- [Instructions for the task] Filter the listing below, copying every line in which the word "value" appears.
───── Material
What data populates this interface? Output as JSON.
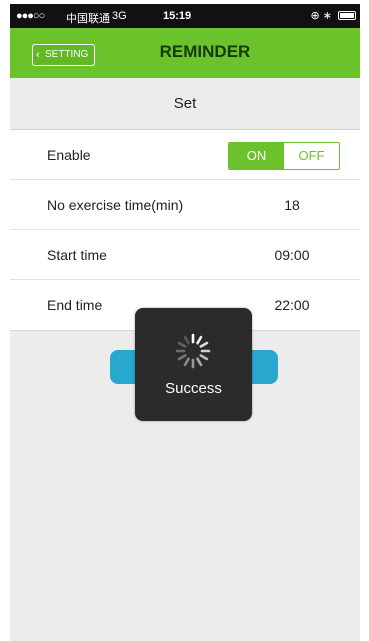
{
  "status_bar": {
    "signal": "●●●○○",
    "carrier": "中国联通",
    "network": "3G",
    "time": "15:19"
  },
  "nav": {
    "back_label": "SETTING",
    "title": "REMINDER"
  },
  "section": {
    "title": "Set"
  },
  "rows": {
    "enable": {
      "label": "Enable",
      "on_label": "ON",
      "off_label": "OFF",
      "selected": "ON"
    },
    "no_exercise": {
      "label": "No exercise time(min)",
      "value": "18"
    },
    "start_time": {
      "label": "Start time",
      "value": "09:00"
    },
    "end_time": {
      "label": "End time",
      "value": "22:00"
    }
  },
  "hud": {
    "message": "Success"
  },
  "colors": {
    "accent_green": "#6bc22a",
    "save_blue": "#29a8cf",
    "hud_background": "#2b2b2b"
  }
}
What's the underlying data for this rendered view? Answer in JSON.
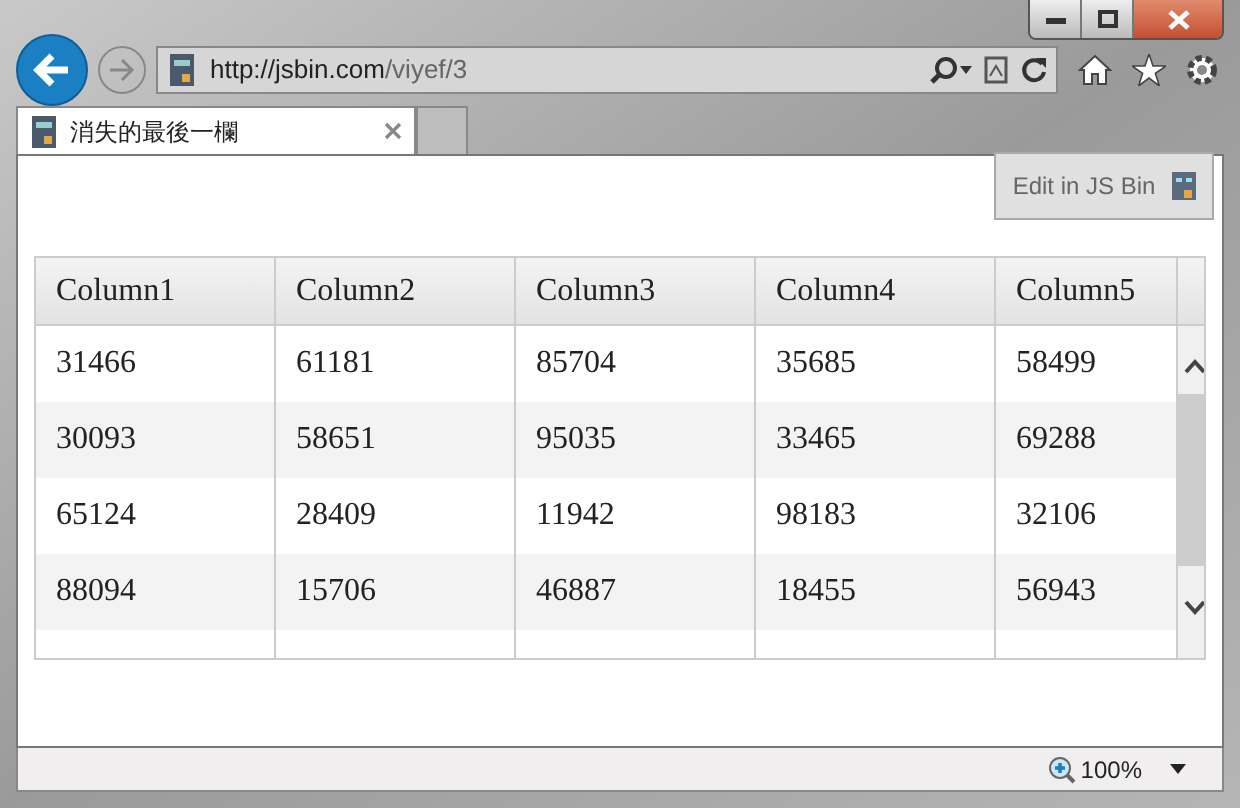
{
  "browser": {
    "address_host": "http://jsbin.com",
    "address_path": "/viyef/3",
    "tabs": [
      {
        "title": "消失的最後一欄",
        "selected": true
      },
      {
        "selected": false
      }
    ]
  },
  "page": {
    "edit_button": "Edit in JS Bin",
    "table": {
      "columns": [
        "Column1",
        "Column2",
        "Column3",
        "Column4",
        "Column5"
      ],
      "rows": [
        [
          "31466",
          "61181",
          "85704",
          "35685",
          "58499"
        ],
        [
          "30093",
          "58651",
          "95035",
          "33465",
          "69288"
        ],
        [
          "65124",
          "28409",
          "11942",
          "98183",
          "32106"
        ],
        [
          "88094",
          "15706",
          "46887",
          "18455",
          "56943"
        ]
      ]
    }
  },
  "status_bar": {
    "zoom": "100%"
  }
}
──────────
───── Material
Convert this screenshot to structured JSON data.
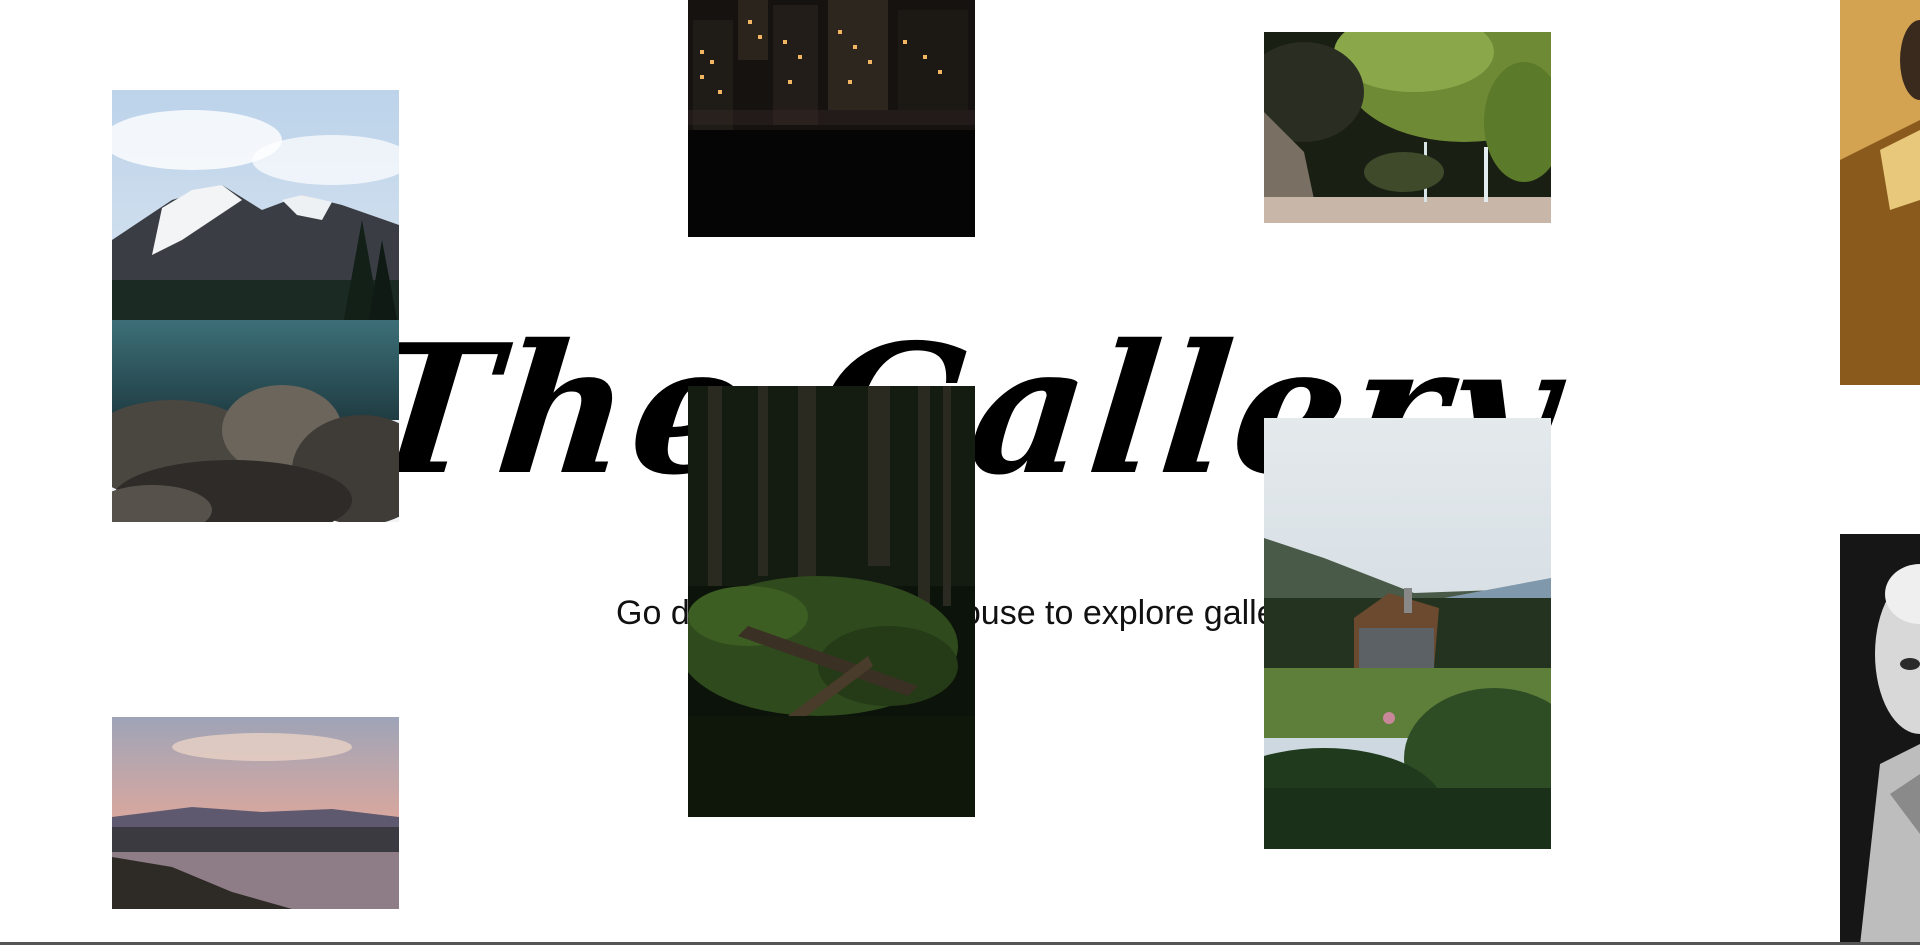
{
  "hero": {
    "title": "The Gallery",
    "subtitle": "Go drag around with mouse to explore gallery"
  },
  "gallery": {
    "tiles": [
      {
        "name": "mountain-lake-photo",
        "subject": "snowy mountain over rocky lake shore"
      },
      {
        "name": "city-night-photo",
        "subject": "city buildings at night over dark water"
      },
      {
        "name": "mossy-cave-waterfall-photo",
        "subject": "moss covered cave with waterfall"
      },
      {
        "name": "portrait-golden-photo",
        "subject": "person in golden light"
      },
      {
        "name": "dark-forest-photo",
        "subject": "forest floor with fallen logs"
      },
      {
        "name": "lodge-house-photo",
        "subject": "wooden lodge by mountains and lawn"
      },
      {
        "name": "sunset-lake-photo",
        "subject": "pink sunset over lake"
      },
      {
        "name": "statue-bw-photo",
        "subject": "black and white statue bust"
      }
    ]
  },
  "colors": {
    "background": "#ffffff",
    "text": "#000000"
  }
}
──────────
───── Material
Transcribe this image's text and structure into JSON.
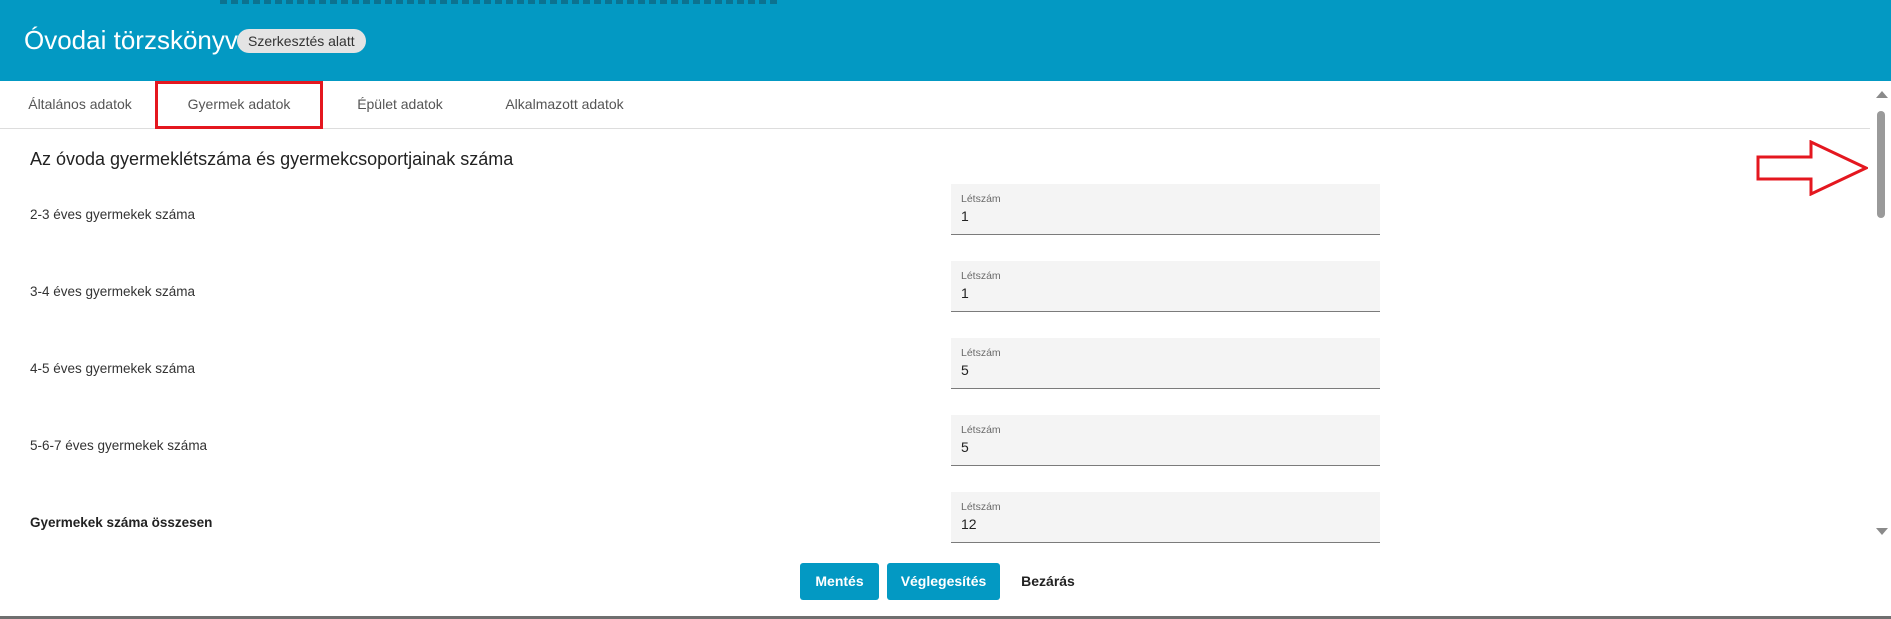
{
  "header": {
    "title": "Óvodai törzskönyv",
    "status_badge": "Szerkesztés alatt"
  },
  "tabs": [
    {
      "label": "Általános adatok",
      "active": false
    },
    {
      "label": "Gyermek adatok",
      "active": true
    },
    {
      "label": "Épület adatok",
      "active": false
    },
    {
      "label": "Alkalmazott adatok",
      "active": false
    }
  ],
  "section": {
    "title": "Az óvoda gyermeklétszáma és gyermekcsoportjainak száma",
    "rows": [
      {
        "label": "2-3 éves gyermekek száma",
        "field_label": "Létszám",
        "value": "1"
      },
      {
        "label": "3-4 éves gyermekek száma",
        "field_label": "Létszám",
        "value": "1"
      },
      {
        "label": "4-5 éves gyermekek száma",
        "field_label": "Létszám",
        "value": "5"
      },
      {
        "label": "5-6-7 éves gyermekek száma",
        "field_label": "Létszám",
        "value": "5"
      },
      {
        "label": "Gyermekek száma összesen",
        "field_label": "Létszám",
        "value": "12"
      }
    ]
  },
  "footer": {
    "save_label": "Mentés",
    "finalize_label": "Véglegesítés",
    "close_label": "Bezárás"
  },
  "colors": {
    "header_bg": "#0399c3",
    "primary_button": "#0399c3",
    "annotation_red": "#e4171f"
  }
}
──────────
- [Answer in full]
      "value": "18"
      "value": "09:00"
      "value": "22:00"
        "value": "1"
        "value": "1"
        "value": "5"
        "value": "5"
        "value": "12"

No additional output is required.